### Requirements
In the material below, find all lines with the string "Temperature" and copy them.

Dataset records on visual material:
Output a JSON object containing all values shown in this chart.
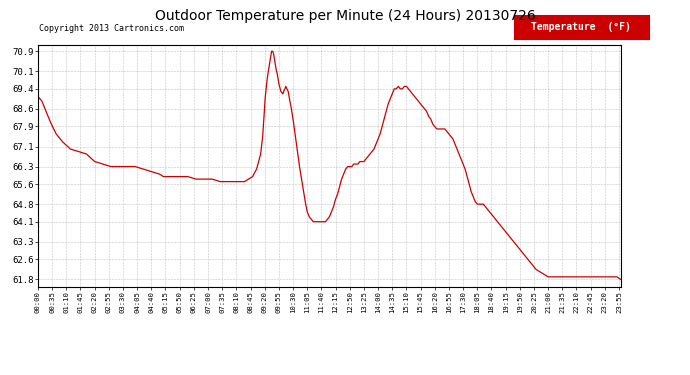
{
  "title": "Outdoor Temperature per Minute (24 Hours) 20130726",
  "copyright": "Copyright 2013 Cartronics.com",
  "legend_label": "Temperature  (°F)",
  "line_color": "#cc0000",
  "background_color": "#ffffff",
  "grid_color": "#999999",
  "yticks": [
    61.8,
    62.6,
    63.3,
    64.1,
    64.8,
    65.6,
    66.3,
    67.1,
    67.9,
    68.6,
    69.4,
    70.1,
    70.9
  ],
  "ylim": [
    61.5,
    71.15
  ],
  "xtick_labels": [
    "00:00",
    "00:35",
    "01:10",
    "01:45",
    "02:20",
    "02:55",
    "03:30",
    "04:05",
    "04:40",
    "05:15",
    "05:50",
    "06:25",
    "07:00",
    "07:35",
    "08:10",
    "08:45",
    "09:20",
    "09:55",
    "10:30",
    "11:05",
    "11:40",
    "12:15",
    "12:50",
    "13:25",
    "14:00",
    "14:35",
    "15:10",
    "15:45",
    "16:20",
    "16:55",
    "17:30",
    "18:05",
    "18:40",
    "19:15",
    "19:50",
    "20:25",
    "21:00",
    "21:35",
    "22:10",
    "22:45",
    "23:20",
    "23:55"
  ],
  "keypoints": [
    [
      0,
      69.1
    ],
    [
      10,
      68.9
    ],
    [
      20,
      68.5
    ],
    [
      30,
      68.1
    ],
    [
      45,
      67.6
    ],
    [
      60,
      67.3
    ],
    [
      80,
      67.0
    ],
    [
      100,
      66.9
    ],
    [
      120,
      66.8
    ],
    [
      140,
      66.5
    ],
    [
      160,
      66.4
    ],
    [
      180,
      66.3
    ],
    [
      200,
      66.3
    ],
    [
      220,
      66.3
    ],
    [
      240,
      66.3
    ],
    [
      260,
      66.2
    ],
    [
      280,
      66.1
    ],
    [
      300,
      66.0
    ],
    [
      310,
      65.9
    ],
    [
      330,
      65.9
    ],
    [
      350,
      65.9
    ],
    [
      370,
      65.9
    ],
    [
      390,
      65.8
    ],
    [
      410,
      65.8
    ],
    [
      430,
      65.8
    ],
    [
      450,
      65.7
    ],
    [
      470,
      65.7
    ],
    [
      490,
      65.7
    ],
    [
      510,
      65.7
    ],
    [
      520,
      65.8
    ],
    [
      530,
      65.9
    ],
    [
      540,
      66.2
    ],
    [
      550,
      66.8
    ],
    [
      555,
      67.5
    ],
    [
      558,
      68.2
    ],
    [
      561,
      69.0
    ],
    [
      564,
      69.5
    ],
    [
      567,
      69.9
    ],
    [
      570,
      70.2
    ],
    [
      573,
      70.5
    ],
    [
      575,
      70.7
    ],
    [
      577,
      70.9
    ],
    [
      580,
      70.9
    ],
    [
      582,
      70.8
    ],
    [
      585,
      70.5
    ],
    [
      588,
      70.2
    ],
    [
      591,
      70.0
    ],
    [
      595,
      69.6
    ],
    [
      600,
      69.3
    ],
    [
      605,
      69.2
    ],
    [
      607,
      69.3
    ],
    [
      610,
      69.4
    ],
    [
      612,
      69.5
    ],
    [
      615,
      69.4
    ],
    [
      618,
      69.3
    ],
    [
      620,
      69.1
    ],
    [
      625,
      68.7
    ],
    [
      630,
      68.2
    ],
    [
      635,
      67.6
    ],
    [
      640,
      67.0
    ],
    [
      645,
      66.4
    ],
    [
      650,
      65.9
    ],
    [
      655,
      65.4
    ],
    [
      660,
      64.9
    ],
    [
      665,
      64.5
    ],
    [
      670,
      64.3
    ],
    [
      675,
      64.2
    ],
    [
      680,
      64.1
    ],
    [
      690,
      64.1
    ],
    [
      700,
      64.1
    ],
    [
      710,
      64.1
    ],
    [
      715,
      64.2
    ],
    [
      720,
      64.3
    ],
    [
      725,
      64.5
    ],
    [
      730,
      64.7
    ],
    [
      735,
      65.0
    ],
    [
      740,
      65.2
    ],
    [
      745,
      65.5
    ],
    [
      750,
      65.8
    ],
    [
      755,
      66.0
    ],
    [
      760,
      66.2
    ],
    [
      765,
      66.3
    ],
    [
      770,
      66.3
    ],
    [
      775,
      66.3
    ],
    [
      780,
      66.4
    ],
    [
      785,
      66.4
    ],
    [
      790,
      66.4
    ],
    [
      795,
      66.5
    ],
    [
      800,
      66.5
    ],
    [
      805,
      66.5
    ],
    [
      810,
      66.6
    ],
    [
      815,
      66.7
    ],
    [
      820,
      66.8
    ],
    [
      825,
      66.9
    ],
    [
      830,
      67.0
    ],
    [
      835,
      67.2
    ],
    [
      840,
      67.4
    ],
    [
      845,
      67.6
    ],
    [
      850,
      67.9
    ],
    [
      855,
      68.2
    ],
    [
      860,
      68.5
    ],
    [
      865,
      68.8
    ],
    [
      870,
      69.0
    ],
    [
      875,
      69.2
    ],
    [
      880,
      69.4
    ],
    [
      885,
      69.4
    ],
    [
      890,
      69.5
    ],
    [
      895,
      69.4
    ],
    [
      900,
      69.4
    ],
    [
      905,
      69.5
    ],
    [
      910,
      69.5
    ],
    [
      915,
      69.4
    ],
    [
      920,
      69.3
    ],
    [
      925,
      69.2
    ],
    [
      930,
      69.1
    ],
    [
      935,
      69.0
    ],
    [
      940,
      68.9
    ],
    [
      945,
      68.8
    ],
    [
      950,
      68.7
    ],
    [
      955,
      68.6
    ],
    [
      960,
      68.5
    ],
    [
      965,
      68.3
    ],
    [
      970,
      68.2
    ],
    [
      975,
      68.0
    ],
    [
      980,
      67.9
    ],
    [
      985,
      67.8
    ],
    [
      990,
      67.8
    ],
    [
      995,
      67.8
    ],
    [
      1000,
      67.8
    ],
    [
      1005,
      67.8
    ],
    [
      1010,
      67.7
    ],
    [
      1015,
      67.6
    ],
    [
      1020,
      67.5
    ],
    [
      1025,
      67.4
    ],
    [
      1030,
      67.2
    ],
    [
      1035,
      67.0
    ],
    [
      1040,
      66.8
    ],
    [
      1045,
      66.6
    ],
    [
      1050,
      66.4
    ],
    [
      1055,
      66.2
    ],
    [
      1060,
      65.9
    ],
    [
      1065,
      65.6
    ],
    [
      1070,
      65.3
    ],
    [
      1075,
      65.1
    ],
    [
      1080,
      64.9
    ],
    [
      1085,
      64.8
    ],
    [
      1090,
      64.8
    ],
    [
      1095,
      64.8
    ],
    [
      1100,
      64.8
    ],
    [
      1105,
      64.7
    ],
    [
      1110,
      64.6
    ],
    [
      1115,
      64.5
    ],
    [
      1120,
      64.4
    ],
    [
      1125,
      64.3
    ],
    [
      1130,
      64.2
    ],
    [
      1135,
      64.1
    ],
    [
      1140,
      64.0
    ],
    [
      1145,
      63.9
    ],
    [
      1150,
      63.8
    ],
    [
      1155,
      63.7
    ],
    [
      1160,
      63.6
    ],
    [
      1165,
      63.5
    ],
    [
      1170,
      63.4
    ],
    [
      1175,
      63.3
    ],
    [
      1180,
      63.2
    ],
    [
      1185,
      63.1
    ],
    [
      1190,
      63.0
    ],
    [
      1195,
      62.9
    ],
    [
      1200,
      62.8
    ],
    [
      1210,
      62.6
    ],
    [
      1220,
      62.4
    ],
    [
      1230,
      62.2
    ],
    [
      1240,
      62.1
    ],
    [
      1250,
      62.0
    ],
    [
      1260,
      61.9
    ],
    [
      1270,
      61.9
    ],
    [
      1280,
      61.9
    ],
    [
      1290,
      61.9
    ],
    [
      1300,
      61.9
    ],
    [
      1310,
      61.9
    ],
    [
      1320,
      61.9
    ],
    [
      1330,
      61.9
    ],
    [
      1340,
      61.9
    ],
    [
      1350,
      61.9
    ],
    [
      1360,
      61.9
    ],
    [
      1370,
      61.9
    ],
    [
      1380,
      61.9
    ],
    [
      1390,
      61.9
    ],
    [
      1400,
      61.9
    ],
    [
      1410,
      61.9
    ],
    [
      1420,
      61.9
    ],
    [
      1430,
      61.9
    ],
    [
      1439,
      61.8
    ]
  ]
}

### Full answer
  "title": "Outdoor Temperature per Minute (24 Hours) 20130726",
  "legend_label": "Temperature  (°F)",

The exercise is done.